Material shown:
##########

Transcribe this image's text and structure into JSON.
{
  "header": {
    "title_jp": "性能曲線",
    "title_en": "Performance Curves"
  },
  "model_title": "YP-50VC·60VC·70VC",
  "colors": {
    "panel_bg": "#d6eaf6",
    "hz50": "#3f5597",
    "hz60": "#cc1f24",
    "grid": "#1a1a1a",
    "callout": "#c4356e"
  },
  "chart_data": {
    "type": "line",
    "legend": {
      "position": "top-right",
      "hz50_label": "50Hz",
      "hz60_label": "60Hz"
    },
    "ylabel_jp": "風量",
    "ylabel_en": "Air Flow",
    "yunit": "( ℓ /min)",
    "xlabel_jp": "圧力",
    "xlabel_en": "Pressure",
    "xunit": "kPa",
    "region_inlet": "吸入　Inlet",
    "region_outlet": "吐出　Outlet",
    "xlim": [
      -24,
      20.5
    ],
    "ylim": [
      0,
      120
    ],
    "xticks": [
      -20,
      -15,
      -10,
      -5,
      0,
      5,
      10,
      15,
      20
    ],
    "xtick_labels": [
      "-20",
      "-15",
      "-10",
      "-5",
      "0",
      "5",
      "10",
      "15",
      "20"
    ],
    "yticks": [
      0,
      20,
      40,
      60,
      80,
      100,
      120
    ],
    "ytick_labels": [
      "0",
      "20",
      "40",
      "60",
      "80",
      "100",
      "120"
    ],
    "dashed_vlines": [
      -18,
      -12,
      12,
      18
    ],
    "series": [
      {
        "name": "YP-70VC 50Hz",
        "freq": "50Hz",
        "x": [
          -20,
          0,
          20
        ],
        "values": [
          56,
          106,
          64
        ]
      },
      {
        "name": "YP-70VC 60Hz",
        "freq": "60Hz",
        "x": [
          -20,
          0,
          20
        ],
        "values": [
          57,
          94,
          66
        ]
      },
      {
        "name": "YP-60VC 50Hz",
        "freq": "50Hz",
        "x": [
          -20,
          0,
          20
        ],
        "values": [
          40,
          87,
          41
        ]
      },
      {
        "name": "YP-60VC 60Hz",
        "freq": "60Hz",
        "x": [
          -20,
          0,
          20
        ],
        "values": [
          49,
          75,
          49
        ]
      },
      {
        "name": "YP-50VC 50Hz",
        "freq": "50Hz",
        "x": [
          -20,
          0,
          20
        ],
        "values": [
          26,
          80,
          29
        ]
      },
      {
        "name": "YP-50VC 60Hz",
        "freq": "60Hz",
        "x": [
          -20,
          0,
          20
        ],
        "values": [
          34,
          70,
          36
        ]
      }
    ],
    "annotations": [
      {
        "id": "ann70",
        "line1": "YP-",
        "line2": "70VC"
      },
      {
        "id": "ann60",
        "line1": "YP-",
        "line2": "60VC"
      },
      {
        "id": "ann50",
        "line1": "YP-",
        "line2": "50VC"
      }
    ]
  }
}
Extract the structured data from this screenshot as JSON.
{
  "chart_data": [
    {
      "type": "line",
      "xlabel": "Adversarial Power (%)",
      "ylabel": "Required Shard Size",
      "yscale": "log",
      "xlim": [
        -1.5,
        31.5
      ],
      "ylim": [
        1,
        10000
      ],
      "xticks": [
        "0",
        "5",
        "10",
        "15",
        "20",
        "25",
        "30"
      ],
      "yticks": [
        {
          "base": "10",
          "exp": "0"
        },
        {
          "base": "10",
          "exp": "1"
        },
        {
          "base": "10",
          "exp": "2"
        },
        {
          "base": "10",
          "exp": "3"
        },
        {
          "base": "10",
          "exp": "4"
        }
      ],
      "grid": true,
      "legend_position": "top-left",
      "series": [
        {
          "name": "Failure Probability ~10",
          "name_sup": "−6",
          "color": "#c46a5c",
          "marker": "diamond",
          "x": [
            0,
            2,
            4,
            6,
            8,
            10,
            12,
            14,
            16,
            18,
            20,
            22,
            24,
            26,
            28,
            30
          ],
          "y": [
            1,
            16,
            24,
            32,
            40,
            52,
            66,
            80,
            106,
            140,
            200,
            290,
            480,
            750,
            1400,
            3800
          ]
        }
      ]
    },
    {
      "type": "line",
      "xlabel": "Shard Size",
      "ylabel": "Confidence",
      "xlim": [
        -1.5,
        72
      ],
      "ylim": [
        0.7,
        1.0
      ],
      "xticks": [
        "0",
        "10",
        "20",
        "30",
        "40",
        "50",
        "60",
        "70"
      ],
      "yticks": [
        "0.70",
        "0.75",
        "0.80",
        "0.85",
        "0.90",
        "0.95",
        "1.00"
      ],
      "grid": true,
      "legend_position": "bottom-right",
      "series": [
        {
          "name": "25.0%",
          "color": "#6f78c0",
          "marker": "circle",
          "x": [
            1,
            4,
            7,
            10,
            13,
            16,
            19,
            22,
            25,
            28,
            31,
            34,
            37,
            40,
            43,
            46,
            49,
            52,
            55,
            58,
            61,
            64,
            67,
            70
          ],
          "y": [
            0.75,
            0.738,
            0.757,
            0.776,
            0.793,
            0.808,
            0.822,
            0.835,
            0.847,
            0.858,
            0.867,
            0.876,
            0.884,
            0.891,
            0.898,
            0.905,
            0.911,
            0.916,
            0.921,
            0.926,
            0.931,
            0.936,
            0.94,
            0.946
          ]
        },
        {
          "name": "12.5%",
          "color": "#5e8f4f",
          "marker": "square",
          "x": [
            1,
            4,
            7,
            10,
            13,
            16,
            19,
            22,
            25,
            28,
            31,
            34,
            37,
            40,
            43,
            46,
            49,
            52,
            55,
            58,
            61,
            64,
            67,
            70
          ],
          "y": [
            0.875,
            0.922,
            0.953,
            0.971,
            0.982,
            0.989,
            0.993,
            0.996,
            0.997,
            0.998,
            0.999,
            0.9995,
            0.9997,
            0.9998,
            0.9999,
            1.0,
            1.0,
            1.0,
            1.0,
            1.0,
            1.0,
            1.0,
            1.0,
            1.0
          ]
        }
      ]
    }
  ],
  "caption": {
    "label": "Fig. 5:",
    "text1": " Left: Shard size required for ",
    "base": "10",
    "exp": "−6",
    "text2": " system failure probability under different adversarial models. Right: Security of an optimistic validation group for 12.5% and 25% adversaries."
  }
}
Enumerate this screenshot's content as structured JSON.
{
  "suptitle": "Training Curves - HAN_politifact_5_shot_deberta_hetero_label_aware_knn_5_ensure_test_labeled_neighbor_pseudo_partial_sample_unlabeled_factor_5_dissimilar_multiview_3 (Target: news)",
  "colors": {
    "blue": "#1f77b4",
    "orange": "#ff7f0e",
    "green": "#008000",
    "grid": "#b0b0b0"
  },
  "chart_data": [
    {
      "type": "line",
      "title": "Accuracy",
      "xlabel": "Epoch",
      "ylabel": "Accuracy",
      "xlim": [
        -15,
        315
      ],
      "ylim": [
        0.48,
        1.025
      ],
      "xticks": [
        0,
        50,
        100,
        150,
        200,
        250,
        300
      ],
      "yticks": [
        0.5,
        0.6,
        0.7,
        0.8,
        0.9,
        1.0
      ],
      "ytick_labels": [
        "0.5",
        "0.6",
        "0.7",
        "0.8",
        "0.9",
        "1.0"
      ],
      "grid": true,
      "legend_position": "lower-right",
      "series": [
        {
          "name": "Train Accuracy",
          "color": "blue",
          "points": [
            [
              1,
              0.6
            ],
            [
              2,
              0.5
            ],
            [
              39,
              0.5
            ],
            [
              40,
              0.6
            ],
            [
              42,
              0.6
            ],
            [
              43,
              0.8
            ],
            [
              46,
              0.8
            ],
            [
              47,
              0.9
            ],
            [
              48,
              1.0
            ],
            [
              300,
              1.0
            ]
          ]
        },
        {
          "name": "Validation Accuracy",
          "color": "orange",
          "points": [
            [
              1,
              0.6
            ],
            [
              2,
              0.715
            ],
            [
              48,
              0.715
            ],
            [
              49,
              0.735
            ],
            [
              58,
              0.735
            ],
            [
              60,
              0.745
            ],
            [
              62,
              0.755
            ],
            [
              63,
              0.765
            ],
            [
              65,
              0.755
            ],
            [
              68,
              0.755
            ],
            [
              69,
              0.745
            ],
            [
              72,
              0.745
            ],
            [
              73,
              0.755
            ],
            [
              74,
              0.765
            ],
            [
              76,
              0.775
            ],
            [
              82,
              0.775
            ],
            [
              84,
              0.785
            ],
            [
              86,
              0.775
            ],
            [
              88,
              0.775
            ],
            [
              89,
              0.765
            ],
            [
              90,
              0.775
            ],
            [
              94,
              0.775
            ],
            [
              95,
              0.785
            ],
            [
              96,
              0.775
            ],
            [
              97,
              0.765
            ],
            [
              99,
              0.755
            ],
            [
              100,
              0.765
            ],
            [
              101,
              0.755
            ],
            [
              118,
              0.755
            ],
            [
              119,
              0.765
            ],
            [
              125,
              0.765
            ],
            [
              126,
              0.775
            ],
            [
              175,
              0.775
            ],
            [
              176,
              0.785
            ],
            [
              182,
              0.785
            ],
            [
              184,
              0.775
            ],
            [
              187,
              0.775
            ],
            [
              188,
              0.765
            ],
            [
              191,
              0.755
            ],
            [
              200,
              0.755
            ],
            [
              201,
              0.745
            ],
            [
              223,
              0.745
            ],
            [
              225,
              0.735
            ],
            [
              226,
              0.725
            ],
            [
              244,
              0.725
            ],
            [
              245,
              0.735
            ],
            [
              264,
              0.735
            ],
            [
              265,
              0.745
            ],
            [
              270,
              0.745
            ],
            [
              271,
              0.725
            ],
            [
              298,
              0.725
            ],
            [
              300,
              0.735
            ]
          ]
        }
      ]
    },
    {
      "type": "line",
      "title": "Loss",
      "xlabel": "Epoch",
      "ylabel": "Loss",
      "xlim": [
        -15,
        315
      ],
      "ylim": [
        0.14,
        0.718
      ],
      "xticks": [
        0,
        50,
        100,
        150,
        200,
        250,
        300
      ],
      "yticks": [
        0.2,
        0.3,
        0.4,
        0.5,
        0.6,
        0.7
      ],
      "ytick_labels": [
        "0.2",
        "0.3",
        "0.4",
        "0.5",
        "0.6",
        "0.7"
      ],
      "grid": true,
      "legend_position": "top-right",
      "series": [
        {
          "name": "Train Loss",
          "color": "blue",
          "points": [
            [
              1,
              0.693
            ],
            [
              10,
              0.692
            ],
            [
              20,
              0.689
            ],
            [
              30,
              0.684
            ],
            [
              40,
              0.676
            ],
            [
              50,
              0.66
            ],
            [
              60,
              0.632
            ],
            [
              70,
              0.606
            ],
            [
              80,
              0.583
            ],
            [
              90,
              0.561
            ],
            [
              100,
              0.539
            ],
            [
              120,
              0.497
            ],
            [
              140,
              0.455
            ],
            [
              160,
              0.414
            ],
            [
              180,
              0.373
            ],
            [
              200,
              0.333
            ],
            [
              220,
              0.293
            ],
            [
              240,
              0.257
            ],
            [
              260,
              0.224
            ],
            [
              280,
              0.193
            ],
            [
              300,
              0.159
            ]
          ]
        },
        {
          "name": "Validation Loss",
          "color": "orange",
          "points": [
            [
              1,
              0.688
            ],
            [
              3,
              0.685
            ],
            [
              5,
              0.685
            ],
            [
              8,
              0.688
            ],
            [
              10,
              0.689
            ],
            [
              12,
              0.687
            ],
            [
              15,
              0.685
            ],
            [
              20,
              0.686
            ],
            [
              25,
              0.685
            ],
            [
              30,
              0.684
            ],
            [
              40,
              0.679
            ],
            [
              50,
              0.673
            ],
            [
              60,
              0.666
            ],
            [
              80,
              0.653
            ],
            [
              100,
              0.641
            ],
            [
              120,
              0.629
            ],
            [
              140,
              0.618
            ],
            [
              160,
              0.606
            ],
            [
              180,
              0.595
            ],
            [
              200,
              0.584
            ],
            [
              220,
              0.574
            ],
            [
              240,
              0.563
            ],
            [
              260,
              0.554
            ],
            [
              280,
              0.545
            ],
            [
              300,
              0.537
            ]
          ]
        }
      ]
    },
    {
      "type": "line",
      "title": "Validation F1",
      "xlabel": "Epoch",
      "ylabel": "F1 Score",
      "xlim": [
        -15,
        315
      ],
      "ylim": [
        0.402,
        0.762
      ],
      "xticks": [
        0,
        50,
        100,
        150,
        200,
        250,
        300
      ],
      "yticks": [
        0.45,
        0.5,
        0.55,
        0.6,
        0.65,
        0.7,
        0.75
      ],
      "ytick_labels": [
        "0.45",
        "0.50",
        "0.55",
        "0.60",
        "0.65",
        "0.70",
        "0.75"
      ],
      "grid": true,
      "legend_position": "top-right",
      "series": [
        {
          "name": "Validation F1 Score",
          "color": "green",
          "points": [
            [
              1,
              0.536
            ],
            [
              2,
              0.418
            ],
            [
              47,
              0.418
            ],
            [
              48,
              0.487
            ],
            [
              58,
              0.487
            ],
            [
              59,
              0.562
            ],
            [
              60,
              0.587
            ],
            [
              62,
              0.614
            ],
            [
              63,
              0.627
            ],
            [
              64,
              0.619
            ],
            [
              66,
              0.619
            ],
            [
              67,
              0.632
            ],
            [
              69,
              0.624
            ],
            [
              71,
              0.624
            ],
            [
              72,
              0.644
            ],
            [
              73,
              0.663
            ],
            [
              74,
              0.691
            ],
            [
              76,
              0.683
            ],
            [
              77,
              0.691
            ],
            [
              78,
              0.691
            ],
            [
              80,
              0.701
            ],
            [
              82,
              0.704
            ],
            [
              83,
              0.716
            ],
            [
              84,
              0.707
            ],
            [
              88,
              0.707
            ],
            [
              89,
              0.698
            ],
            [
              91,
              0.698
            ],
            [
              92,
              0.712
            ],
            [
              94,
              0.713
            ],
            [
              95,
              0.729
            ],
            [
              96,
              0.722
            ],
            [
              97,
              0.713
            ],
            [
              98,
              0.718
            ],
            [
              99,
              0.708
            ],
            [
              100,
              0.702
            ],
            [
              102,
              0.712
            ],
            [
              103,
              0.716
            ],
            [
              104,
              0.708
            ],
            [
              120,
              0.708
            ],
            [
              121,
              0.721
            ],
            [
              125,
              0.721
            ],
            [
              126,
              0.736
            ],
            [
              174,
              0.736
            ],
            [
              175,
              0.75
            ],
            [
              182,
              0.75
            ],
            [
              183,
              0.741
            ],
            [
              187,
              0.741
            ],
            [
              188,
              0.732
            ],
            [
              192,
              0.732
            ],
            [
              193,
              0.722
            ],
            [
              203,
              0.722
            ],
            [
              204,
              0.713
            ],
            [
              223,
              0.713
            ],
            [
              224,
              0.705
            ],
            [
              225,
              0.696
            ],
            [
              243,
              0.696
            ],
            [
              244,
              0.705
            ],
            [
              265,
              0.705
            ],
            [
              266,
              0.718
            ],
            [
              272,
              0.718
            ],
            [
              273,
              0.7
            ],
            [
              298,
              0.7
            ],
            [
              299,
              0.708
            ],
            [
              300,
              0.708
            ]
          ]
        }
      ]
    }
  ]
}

##########

Aim: Of the lines above, copy each that contains "marker".

Result:
          "marker": "diamond",
          "marker": "circle",
          "marker": "square",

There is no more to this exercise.